Exercise requirements – Using the material below, work out how many lines contain the word "Trust". Reply with the number and nothing more.

Records for processing –

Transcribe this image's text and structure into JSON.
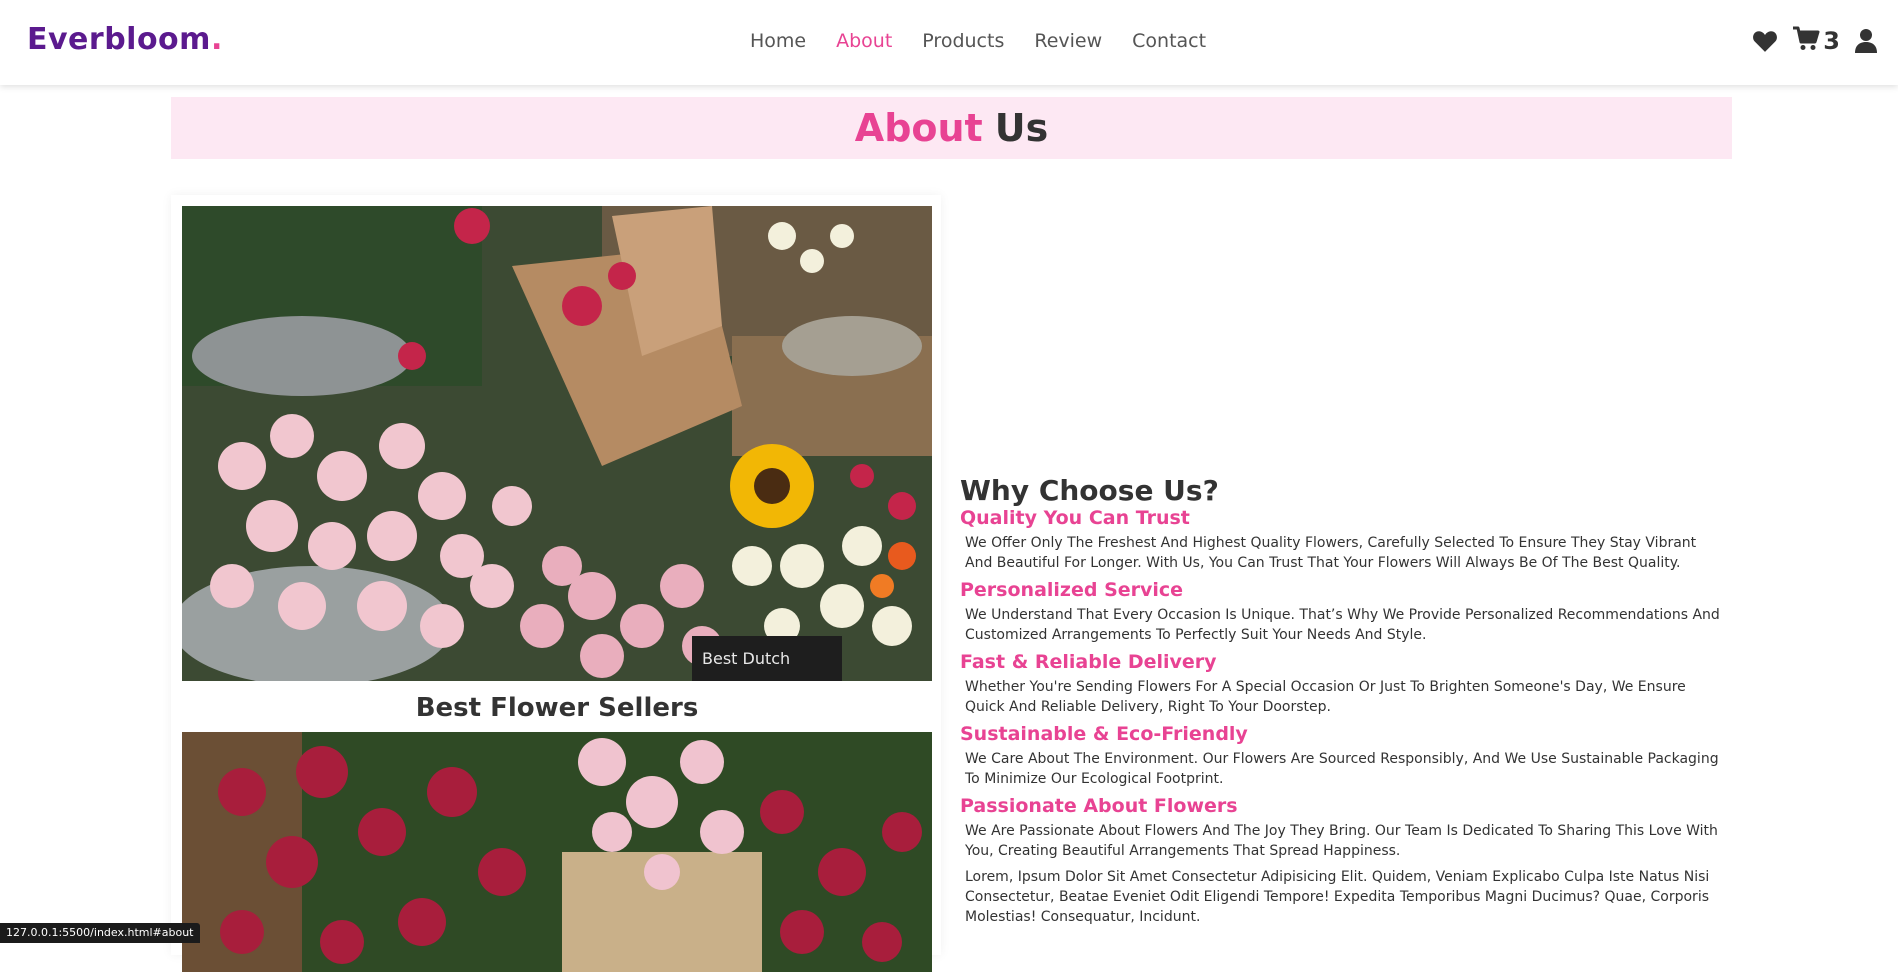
{
  "brand": {
    "name": "Everbloom",
    "dot": "."
  },
  "nav": [
    {
      "label": "Home",
      "active": false
    },
    {
      "label": "About",
      "active": true
    },
    {
      "label": "Products",
      "active": false
    },
    {
      "label": "Review",
      "active": false
    },
    {
      "label": "Contact",
      "active": false
    }
  ],
  "header_icons": {
    "heart": "heart-icon",
    "cart": "cart-icon",
    "user": "user-icon",
    "cart_count": "3"
  },
  "heading": {
    "accent": "About",
    "rest": "Us"
  },
  "left": {
    "caption": "Best Flower Sellers",
    "photo1": "flower-market-photo",
    "photo2": "peonies-photo"
  },
  "why": {
    "title": "Why Choose Us?",
    "items": [
      {
        "title": "Quality You Can Trust",
        "text": "We Offer Only The Freshest And Highest Quality Flowers, Carefully Selected To Ensure They Stay Vibrant And Beautiful For Longer. With Us, You Can Trust That Your Flowers Will Always Be Of The Best Quality."
      },
      {
        "title": "Personalized Service",
        "text": "We Understand That Every Occasion Is Unique. That’s Why We Provide Personalized Recommendations And Customized Arrangements To Perfectly Suit Your Needs And Style."
      },
      {
        "title": "Fast & Reliable Delivery",
        "text": "Whether You're Sending Flowers For A Special Occasion Or Just To Brighten Someone's Day, We Ensure Quick And Reliable Delivery, Right To Your Doorstep."
      },
      {
        "title": "Sustainable & Eco-Friendly",
        "text": "We Care About The Environment. Our Flowers Are Sourced Responsibly, And We Use Sustainable Packaging To Minimize Our Ecological Footprint."
      },
      {
        "title": "Passionate About Flowers",
        "text": "We Are Passionate About Flowers And The Joy They Bring. Our Team Is Dedicated To Sharing This Love With You, Creating Beautiful Arrangements That Spread Happiness."
      }
    ],
    "extra": "Lorem, Ipsum Dolor Sit Amet Consectetur Adipisicing Elit. Quidem, Veniam Explicabo Culpa Iste Natus Nisi Consectetur, Beatae Eveniet Odit Eligendi Tempore! Expedita Temporibus Magni Ducimus? Quae, Corporis Molestias! Consequatur, Incidunt."
  },
  "statusbar": "127.0.0.1:5500/index.html#about",
  "colors": {
    "accent": "#e84393",
    "brand": "#5b1a8e",
    "band": "#fde8f3"
  }
}
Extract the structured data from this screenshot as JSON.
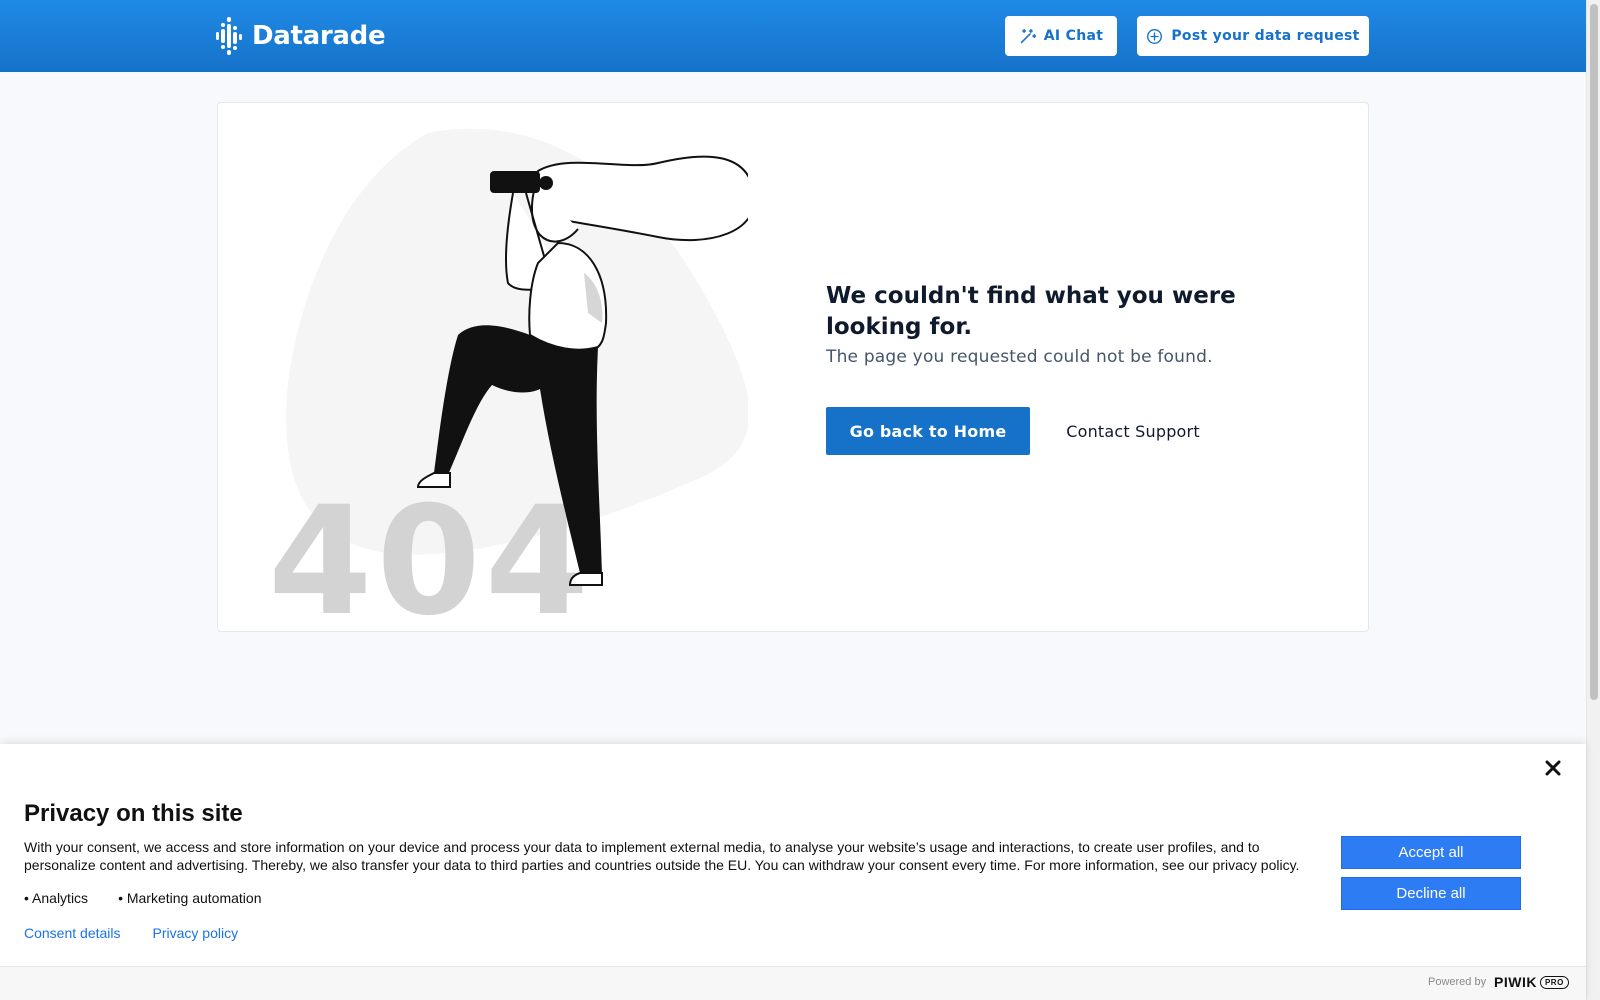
{
  "header": {
    "logo_text": "Datarade",
    "ai_chat_label": "AI Chat",
    "post_request_label": "Post your data request"
  },
  "error": {
    "code": "404",
    "title": "We couldn't find what you were looking for.",
    "subtitle": "The page you requested could not be found.",
    "home_button": "Go back to Home",
    "support_link": "Contact Support"
  },
  "consent": {
    "title": "Privacy on this site",
    "body": "With your consent, we access and store information on your device and process your data to implement external media, to analyse your website’s usage and interactions, to create user profiles, and to personalize content and advertising. Thereby, we also transfer your data to third parties and countries outside the EU. You can withdraw your consent every time. For more information, see our privacy policy.",
    "purposes": [
      "Analytics",
      "Marketing automation"
    ],
    "details_link": "Consent details",
    "privacy_link": "Privacy policy",
    "accept_label": "Accept all",
    "decline_label": "Decline all",
    "powered_by": "Powered by",
    "vendor": "PIWIK",
    "vendor_suffix": "PRO"
  },
  "colors": {
    "brand_blue": "#1672c9",
    "consent_blue": "#2d7cf3"
  }
}
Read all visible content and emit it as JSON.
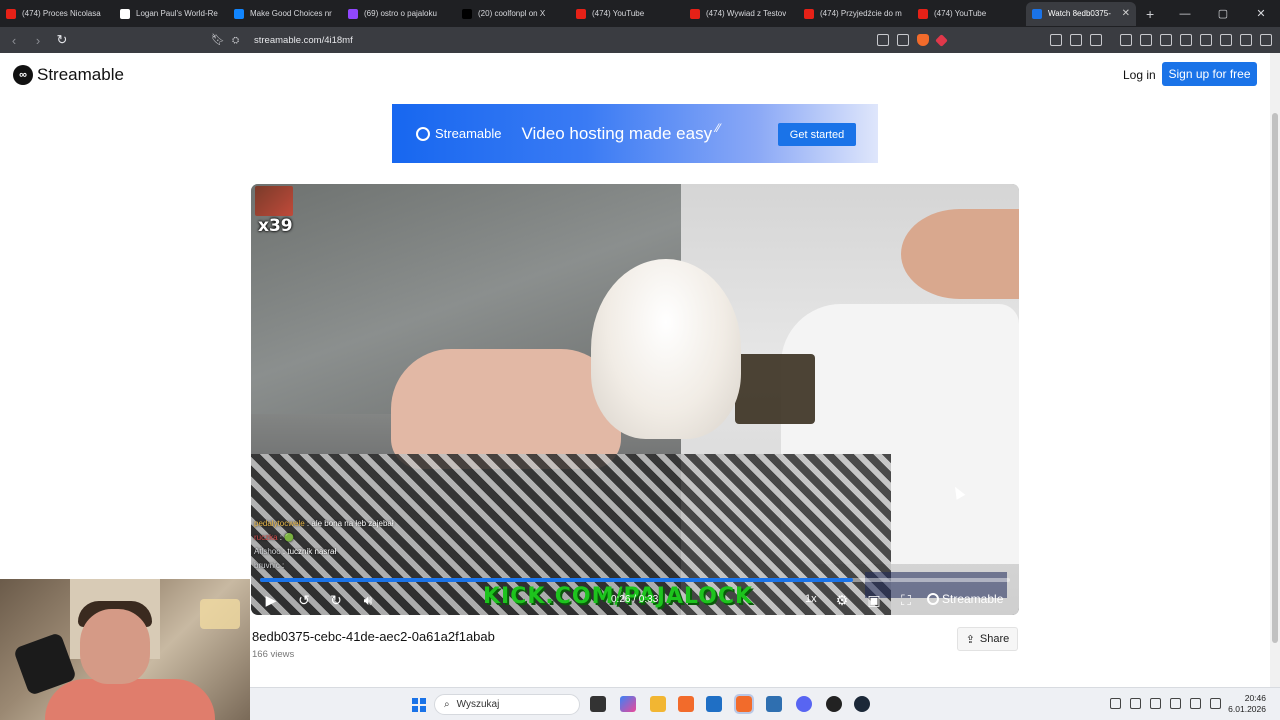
{
  "browser": {
    "tabs": [
      {
        "title": "(474) Proces Nicolasa",
        "icon": "youtube-icon",
        "color": "#e62117"
      },
      {
        "title": "Logan Paul's World-Re",
        "icon": "generic-site-icon",
        "color": "#ffffff"
      },
      {
        "title": "Make Good Choices nr",
        "icon": "bluesky-icon",
        "color": "#1185fe"
      },
      {
        "title": "(69) ostro o pajaloku",
        "icon": "twitch-icon",
        "color": "#9147ff"
      },
      {
        "title": "(20) coolfonpl on X",
        "icon": "x-icon",
        "color": "#000000"
      },
      {
        "title": "(474) YouTube",
        "icon": "youtube-icon",
        "color": "#e62117"
      },
      {
        "title": "(474) Wywiad z Testov",
        "icon": "youtube-icon",
        "color": "#e62117"
      },
      {
        "title": "(474) Przyjedźcie do m",
        "icon": "youtube-icon",
        "color": "#e62117"
      },
      {
        "title": "(474) YouTube",
        "icon": "youtube-icon",
        "color": "#e62117"
      },
      {
        "title": "Watch 8edb0375-",
        "icon": "streamable-icon",
        "color": "#1a73e8",
        "active": true
      }
    ],
    "new_tab": "+",
    "url": "streamable.com/4i18mf"
  },
  "site": {
    "logo": "Streamable",
    "login": "Log in",
    "signup": "Sign up for free"
  },
  "ad": {
    "logo": "Streamable",
    "tagline": "Video hosting made easy",
    "cta": "Get started"
  },
  "player": {
    "overlay_counter": "x39",
    "chat": [
      {
        "user": "pedalytocwele",
        "msg": " : ale bona na łeb zajebał",
        "color": "#e8b84a"
      },
      {
        "user": "ruczka",
        "msg": " : 🟢",
        "color": "#d24a4a"
      },
      {
        "user": "Atlshoo",
        "msg": " : tucznik nasrał",
        "color": "#cfd0d4"
      },
      {
        "user": "bruvnic",
        "msg": " :",
        "color": "#cfd0d4"
      }
    ],
    "overlay_text": "KICK.COM/PAJALOCK",
    "time": "0:26 / 0:33",
    "progress": 0.79,
    "speed": "1x",
    "watermark": "Streamable"
  },
  "video": {
    "title": "8edb0375-cebc-41de-aec2-0a61a2f1abab",
    "views": "166 views",
    "share": "Share"
  },
  "taskbar": {
    "search_placeholder": "Wyszukaj",
    "time": "20:46",
    "date": "6.01.2026"
  }
}
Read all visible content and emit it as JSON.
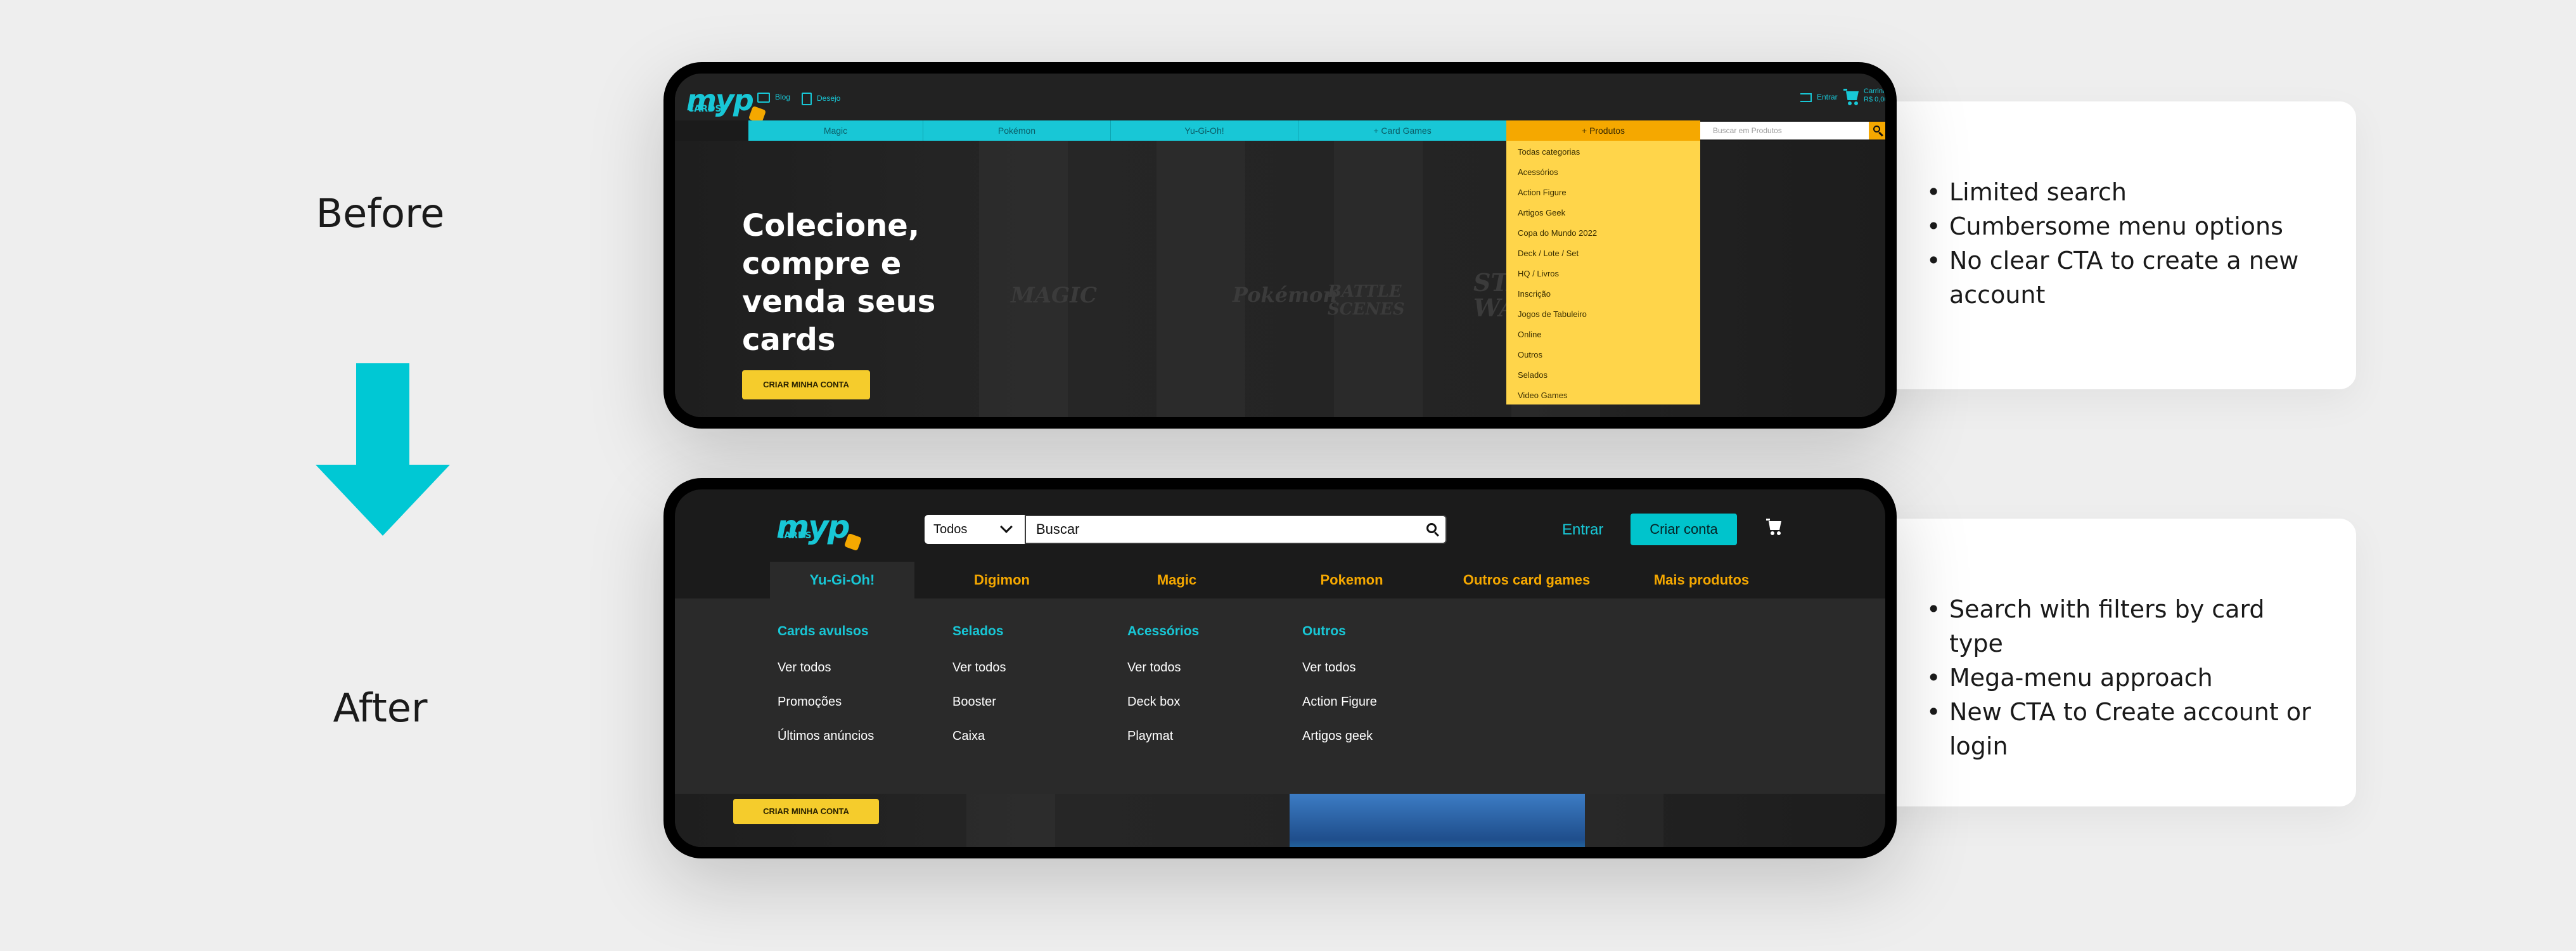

Finished answer – 2